Given records:
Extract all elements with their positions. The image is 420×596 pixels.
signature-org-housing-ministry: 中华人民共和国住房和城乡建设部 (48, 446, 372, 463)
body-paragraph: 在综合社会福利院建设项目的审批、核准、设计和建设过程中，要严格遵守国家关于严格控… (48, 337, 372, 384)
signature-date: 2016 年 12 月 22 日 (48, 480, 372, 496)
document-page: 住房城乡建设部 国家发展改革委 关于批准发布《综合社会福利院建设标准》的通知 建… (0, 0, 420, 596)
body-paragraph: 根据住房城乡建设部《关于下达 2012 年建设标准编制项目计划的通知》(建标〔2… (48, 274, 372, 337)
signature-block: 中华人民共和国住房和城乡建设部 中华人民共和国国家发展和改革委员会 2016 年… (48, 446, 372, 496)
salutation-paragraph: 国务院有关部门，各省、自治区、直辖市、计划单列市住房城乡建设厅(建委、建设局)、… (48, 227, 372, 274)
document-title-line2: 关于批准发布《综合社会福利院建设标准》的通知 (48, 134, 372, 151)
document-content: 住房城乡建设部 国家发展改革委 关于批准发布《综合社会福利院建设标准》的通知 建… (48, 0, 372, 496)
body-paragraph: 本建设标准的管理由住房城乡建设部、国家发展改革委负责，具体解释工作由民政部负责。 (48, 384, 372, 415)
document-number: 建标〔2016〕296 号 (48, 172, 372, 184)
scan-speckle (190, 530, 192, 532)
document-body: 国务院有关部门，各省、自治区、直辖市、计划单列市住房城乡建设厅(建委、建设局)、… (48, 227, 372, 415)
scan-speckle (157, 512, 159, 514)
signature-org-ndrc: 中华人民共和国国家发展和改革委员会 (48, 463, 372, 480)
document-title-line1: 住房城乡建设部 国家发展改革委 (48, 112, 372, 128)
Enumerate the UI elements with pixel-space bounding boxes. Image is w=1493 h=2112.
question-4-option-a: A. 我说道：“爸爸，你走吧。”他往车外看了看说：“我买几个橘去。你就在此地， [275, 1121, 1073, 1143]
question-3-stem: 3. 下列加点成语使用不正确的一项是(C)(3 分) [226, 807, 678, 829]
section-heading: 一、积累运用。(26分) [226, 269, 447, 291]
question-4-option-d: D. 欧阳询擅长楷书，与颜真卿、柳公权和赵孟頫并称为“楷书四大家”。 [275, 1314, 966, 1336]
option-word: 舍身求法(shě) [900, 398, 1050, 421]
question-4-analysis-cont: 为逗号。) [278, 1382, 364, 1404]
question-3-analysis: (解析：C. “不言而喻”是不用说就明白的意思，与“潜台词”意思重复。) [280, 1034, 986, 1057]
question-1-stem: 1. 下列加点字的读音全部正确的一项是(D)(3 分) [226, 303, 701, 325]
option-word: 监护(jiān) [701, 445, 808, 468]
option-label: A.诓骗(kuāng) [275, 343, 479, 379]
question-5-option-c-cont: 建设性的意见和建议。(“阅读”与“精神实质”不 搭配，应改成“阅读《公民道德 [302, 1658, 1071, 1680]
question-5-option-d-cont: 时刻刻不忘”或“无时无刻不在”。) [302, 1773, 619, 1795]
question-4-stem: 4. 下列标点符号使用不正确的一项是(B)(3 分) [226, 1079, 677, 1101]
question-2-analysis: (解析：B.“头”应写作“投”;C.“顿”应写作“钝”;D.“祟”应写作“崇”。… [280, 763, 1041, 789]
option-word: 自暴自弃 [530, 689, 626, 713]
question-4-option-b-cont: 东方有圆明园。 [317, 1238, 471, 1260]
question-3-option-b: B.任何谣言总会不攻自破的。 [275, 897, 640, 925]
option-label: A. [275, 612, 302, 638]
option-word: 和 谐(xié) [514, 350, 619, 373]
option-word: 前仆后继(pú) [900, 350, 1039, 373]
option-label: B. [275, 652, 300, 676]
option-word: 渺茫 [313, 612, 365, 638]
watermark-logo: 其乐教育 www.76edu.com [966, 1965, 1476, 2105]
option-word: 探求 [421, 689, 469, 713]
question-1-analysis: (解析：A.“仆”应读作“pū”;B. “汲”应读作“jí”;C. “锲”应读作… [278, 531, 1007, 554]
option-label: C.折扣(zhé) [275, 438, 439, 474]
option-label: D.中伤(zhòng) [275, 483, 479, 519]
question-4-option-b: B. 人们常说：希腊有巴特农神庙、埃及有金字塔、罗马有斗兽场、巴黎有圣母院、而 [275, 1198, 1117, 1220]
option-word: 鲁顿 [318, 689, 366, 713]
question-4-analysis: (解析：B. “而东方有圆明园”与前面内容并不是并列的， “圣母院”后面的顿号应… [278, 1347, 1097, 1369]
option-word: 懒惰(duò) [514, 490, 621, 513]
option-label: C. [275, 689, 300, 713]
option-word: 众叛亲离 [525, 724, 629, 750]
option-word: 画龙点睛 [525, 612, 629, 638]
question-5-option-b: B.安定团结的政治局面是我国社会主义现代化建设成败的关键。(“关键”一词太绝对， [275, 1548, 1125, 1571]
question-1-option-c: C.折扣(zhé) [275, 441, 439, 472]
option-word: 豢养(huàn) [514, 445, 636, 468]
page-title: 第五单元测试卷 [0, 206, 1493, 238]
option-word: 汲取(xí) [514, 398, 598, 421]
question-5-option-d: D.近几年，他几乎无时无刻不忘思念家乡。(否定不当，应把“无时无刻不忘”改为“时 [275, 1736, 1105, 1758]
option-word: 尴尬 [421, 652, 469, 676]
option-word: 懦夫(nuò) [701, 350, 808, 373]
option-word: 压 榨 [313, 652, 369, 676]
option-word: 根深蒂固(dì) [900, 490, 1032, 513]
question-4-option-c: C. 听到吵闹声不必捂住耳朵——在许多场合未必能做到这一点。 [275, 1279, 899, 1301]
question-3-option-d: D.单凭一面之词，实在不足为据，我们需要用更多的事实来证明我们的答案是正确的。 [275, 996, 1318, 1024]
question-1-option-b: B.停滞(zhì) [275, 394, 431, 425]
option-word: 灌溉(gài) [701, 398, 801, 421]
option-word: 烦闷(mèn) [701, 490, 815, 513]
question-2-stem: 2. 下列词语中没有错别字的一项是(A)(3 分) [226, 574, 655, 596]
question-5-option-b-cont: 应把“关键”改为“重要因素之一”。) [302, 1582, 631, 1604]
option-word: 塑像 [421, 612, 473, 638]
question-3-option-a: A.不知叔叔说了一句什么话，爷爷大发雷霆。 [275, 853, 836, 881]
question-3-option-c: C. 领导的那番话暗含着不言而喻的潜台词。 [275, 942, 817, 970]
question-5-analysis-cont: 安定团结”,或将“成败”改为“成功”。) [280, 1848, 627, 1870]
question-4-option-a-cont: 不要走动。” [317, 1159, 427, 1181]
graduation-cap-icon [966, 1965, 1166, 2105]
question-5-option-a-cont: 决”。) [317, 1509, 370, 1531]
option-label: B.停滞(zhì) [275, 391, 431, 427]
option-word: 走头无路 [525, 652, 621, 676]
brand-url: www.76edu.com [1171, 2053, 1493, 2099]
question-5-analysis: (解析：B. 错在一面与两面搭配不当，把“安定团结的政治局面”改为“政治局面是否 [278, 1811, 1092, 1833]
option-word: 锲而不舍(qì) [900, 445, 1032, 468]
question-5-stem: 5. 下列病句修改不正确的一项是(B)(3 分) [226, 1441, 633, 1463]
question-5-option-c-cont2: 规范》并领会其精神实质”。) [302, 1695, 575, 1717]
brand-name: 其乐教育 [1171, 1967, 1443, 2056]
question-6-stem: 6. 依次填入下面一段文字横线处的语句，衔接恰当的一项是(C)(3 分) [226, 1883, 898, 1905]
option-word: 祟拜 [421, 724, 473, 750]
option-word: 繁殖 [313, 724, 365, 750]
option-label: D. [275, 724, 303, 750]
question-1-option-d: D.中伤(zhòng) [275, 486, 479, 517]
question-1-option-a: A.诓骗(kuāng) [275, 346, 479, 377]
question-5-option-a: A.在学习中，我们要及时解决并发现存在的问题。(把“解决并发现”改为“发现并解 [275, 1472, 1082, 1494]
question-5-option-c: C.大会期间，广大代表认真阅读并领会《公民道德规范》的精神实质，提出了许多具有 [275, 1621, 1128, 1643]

Goal of the exercise:
Give the material from its start through the line containing "document-page: 住房城乡建设部 国家发展改革委" as a Markdown table with the columns Row and Line, one numbered row per line, leaving out blank lines.

Answer to the task:
| Row | Line |
|---|---|
| 1 | Extract all elements with their positions. The image is 420×596 pixels. |
| 2 | signature-org-housing-ministry: 中华人民共和国住房和城乡建设部 (48, 446, 372, 463) |
| 3 | body-paragraph: 在综合社会福利院建设项目的审批、核准、设计和建设过程中，要严格遵守国家关于严格控… (48, 337, 372, 384) |
| 4 | signature-date: 2016 年 12 月 22 日 (48, 480, 372, 496) |
| 5 | document-page: 住房城乡建设部 国家发展改革委 关于批准发布《综合社会福利院建设标准》的通知 建… (0, 0, 420, 596) |